**The request:** Your task is to copy every line of the entries that contains "المتحدة".

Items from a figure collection

— Start —

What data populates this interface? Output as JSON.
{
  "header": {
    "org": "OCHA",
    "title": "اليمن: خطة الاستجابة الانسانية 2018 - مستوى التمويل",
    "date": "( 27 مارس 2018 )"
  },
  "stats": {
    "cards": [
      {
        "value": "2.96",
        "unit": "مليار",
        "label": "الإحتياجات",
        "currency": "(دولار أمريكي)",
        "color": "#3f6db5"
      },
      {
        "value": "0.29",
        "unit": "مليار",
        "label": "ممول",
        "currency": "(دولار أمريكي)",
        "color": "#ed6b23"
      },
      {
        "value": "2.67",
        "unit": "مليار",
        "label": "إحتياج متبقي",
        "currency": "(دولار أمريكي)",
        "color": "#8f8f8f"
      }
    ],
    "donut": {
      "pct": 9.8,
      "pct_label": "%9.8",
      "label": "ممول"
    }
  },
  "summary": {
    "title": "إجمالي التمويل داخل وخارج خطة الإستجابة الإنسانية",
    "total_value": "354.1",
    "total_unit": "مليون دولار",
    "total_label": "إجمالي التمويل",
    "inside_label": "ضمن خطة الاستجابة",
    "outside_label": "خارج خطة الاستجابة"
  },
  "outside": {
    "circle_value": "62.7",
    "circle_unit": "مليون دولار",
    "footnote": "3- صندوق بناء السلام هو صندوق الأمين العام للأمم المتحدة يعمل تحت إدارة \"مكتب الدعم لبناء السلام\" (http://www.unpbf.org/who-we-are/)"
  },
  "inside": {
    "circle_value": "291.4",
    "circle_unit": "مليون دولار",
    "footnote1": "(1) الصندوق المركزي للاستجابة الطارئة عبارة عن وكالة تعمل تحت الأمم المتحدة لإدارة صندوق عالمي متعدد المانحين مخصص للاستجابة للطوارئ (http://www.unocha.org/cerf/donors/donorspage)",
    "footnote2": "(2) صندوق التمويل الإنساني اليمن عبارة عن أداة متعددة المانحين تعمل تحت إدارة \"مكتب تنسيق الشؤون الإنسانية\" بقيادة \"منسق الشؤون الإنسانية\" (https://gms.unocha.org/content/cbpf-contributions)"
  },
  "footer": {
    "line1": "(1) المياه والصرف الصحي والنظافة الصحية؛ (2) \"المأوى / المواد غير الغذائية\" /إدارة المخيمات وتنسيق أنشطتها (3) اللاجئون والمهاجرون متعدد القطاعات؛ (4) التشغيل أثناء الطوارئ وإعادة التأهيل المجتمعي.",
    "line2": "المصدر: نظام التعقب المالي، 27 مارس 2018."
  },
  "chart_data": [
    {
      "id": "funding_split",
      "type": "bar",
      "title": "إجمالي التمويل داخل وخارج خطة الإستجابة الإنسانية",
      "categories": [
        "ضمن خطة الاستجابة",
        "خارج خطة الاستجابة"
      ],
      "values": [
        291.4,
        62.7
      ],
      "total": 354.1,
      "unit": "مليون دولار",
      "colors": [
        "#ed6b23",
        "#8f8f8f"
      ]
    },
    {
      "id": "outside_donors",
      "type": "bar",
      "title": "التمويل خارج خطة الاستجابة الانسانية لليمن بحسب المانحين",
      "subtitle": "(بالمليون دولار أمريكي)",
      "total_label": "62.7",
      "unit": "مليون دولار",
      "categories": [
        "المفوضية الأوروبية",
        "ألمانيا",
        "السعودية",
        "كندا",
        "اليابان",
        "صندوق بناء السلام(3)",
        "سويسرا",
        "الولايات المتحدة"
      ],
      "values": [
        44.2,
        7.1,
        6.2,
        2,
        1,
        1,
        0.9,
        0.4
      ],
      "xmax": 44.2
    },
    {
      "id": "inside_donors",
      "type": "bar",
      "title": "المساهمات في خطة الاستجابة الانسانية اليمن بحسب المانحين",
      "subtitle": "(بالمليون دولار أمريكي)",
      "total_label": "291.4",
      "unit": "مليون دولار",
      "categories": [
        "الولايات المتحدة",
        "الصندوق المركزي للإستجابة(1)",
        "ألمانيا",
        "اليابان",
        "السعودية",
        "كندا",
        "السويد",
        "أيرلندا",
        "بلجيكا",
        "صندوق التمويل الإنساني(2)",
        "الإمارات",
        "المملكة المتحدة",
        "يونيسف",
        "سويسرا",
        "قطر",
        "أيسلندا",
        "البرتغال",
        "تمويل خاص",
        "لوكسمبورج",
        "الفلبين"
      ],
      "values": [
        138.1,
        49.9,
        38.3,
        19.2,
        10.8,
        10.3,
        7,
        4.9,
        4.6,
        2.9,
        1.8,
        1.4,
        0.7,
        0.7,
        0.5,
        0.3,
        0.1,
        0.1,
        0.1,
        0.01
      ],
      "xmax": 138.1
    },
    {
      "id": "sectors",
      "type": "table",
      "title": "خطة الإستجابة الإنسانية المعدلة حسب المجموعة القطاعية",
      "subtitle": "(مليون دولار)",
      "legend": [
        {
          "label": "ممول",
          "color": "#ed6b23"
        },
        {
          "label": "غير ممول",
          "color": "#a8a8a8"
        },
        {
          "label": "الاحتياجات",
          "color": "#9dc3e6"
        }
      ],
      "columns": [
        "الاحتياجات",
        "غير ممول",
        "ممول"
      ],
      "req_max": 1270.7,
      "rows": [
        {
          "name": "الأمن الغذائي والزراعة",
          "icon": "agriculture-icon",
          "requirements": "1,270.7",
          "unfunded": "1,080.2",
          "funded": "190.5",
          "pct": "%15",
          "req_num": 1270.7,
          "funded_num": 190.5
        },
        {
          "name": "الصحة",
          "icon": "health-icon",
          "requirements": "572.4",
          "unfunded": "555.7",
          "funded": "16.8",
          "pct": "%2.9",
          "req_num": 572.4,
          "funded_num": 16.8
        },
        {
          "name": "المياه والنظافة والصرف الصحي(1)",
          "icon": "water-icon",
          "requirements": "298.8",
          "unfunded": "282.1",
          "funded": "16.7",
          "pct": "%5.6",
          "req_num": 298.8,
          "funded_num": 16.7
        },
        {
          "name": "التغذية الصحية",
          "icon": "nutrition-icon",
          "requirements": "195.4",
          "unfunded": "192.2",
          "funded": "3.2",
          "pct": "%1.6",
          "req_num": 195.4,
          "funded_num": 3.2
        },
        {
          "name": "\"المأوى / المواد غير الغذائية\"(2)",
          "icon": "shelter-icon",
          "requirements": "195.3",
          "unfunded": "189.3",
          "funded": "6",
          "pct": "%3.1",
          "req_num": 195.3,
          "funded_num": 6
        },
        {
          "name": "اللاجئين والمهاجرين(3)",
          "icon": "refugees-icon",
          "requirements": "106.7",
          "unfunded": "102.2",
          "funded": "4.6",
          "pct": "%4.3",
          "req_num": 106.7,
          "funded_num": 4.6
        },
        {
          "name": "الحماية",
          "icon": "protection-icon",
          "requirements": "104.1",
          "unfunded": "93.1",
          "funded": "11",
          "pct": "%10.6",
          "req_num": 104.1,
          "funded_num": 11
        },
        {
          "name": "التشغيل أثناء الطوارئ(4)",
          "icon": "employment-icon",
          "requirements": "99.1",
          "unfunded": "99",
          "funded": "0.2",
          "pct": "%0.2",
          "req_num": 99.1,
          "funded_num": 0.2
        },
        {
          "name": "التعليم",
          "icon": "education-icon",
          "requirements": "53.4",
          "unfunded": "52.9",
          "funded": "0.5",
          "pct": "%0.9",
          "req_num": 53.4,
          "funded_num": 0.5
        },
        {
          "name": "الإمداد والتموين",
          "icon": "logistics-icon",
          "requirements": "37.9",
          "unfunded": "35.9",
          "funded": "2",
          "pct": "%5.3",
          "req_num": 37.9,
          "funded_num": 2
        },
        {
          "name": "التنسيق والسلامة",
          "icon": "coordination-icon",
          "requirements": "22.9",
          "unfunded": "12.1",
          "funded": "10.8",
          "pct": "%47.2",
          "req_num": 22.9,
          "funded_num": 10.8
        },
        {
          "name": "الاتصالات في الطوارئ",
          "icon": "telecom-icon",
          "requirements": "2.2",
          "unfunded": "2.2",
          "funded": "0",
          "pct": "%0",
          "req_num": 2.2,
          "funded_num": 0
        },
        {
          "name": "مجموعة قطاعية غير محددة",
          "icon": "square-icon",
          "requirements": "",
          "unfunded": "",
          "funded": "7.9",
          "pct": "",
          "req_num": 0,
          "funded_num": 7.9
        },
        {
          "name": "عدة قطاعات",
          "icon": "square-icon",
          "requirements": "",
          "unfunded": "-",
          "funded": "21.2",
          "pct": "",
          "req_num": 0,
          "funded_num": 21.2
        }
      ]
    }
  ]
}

— End —

**Worked answer:**
    "footnote": "3- صندوق بناء السلام هو صندوق الأمين العام للأمم المتحدة يعمل تحت إدارة \"مكتب الدعم لبناء السلام\" (http://www.unpbf.org/who-we-are/)"
    "footnote1": "(1) الصندوق المركزي للاستجابة الطارئة عبارة عن وكالة تعمل تحت الأمم المتحدة لإدارة صندوق عالمي متعدد المانحين مخصص للاستجابة للطوارئ (http://www.unocha.org/cerf/donors/donorspage)",
        "الولايات المتحدة"
        "الولايات المتحدة",
        "المملكة المتحدة",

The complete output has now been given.